## Records shown
## Begin
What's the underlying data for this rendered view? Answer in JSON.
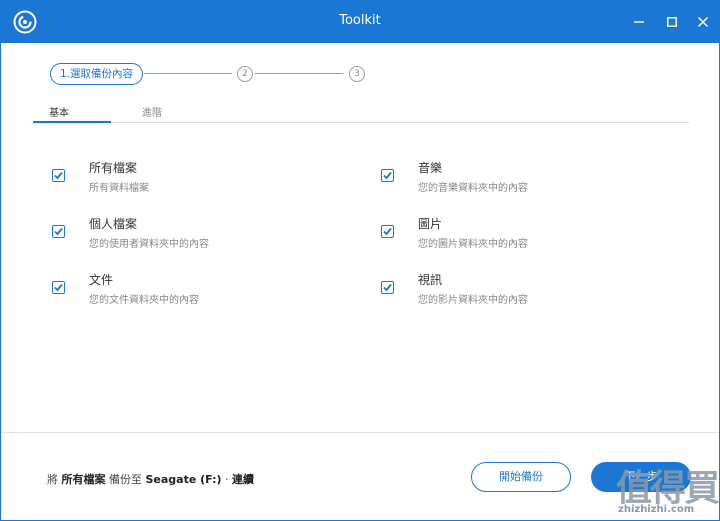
{
  "window": {
    "title": "Toolkit"
  },
  "app_icon": "app-logo-icon",
  "window_controls": [
    "minimize-icon",
    "maximize-icon",
    "close-icon"
  ],
  "stepper": {
    "step1": "1.選取備份內容",
    "step2": "2",
    "step3": "3"
  },
  "tabs": {
    "basic": "基本",
    "advanced": "進階"
  },
  "options": [
    {
      "title": "所有檔案",
      "desc": "所有資料檔案",
      "checked": true
    },
    {
      "title": "音樂",
      "desc": "您的音樂資料夾中的內容",
      "checked": true
    },
    {
      "title": "個人檔案",
      "desc": "您的使用者資料夾中的內容",
      "checked": true
    },
    {
      "title": "圖片",
      "desc": "您的圖片資料夾中的內容",
      "checked": true
    },
    {
      "title": "文件",
      "desc": "您的文件資料夾中的內容",
      "checked": true
    },
    {
      "title": "視訊",
      "desc": "您的影片資料夾中的內容",
      "checked": true
    }
  ],
  "footer": {
    "prefix": "將 ",
    "what": "所有檔案",
    "middle": " 備份至 ",
    "target": "Seagate (F:)",
    "sep": " · ",
    "mode": "連續"
  },
  "buttons": {
    "start": "開始備份",
    "next": "下一步"
  },
  "watermark": {
    "logo": "值得買",
    "url": "zhizhizhi.com"
  },
  "colors": {
    "accent": "#1a78d4",
    "text": "#333333",
    "muted": "#888888"
  }
}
## End
## Short task
Repeat the material above in full and unchanged, minus its images.

## Complete response
What's the underlying data for this rendered view? Answer in JSON.
{
  "window": {
    "title": "Toolkit"
  },
  "app_icon": "app-logo-icon",
  "window_controls": [
    "minimize-icon",
    "maximize-icon",
    "close-icon"
  ],
  "stepper": {
    "step1": "1.選取備份內容",
    "step2": "2",
    "step3": "3"
  },
  "tabs": {
    "basic": "基本",
    "advanced": "進階"
  },
  "options": [
    {
      "title": "所有檔案",
      "desc": "所有資料檔案",
      "checked": true
    },
    {
      "title": "音樂",
      "desc": "您的音樂資料夾中的內容",
      "checked": true
    },
    {
      "title": "個人檔案",
      "desc": "您的使用者資料夾中的內容",
      "checked": true
    },
    {
      "title": "圖片",
      "desc": "您的圖片資料夾中的內容",
      "checked": true
    },
    {
      "title": "文件",
      "desc": "您的文件資料夾中的內容",
      "checked": true
    },
    {
      "title": "視訊",
      "desc": "您的影片資料夾中的內容",
      "checked": true
    }
  ],
  "footer": {
    "prefix": "將 ",
    "what": "所有檔案",
    "middle": " 備份至 ",
    "target": "Seagate (F:)",
    "sep": " · ",
    "mode": "連續"
  },
  "buttons": {
    "start": "開始備份",
    "next": "下一步"
  },
  "watermark": {
    "logo": "值得買",
    "url": "zhizhizhi.com"
  },
  "colors": {
    "accent": "#1a78d4",
    "text": "#333333",
    "muted": "#888888"
  }
}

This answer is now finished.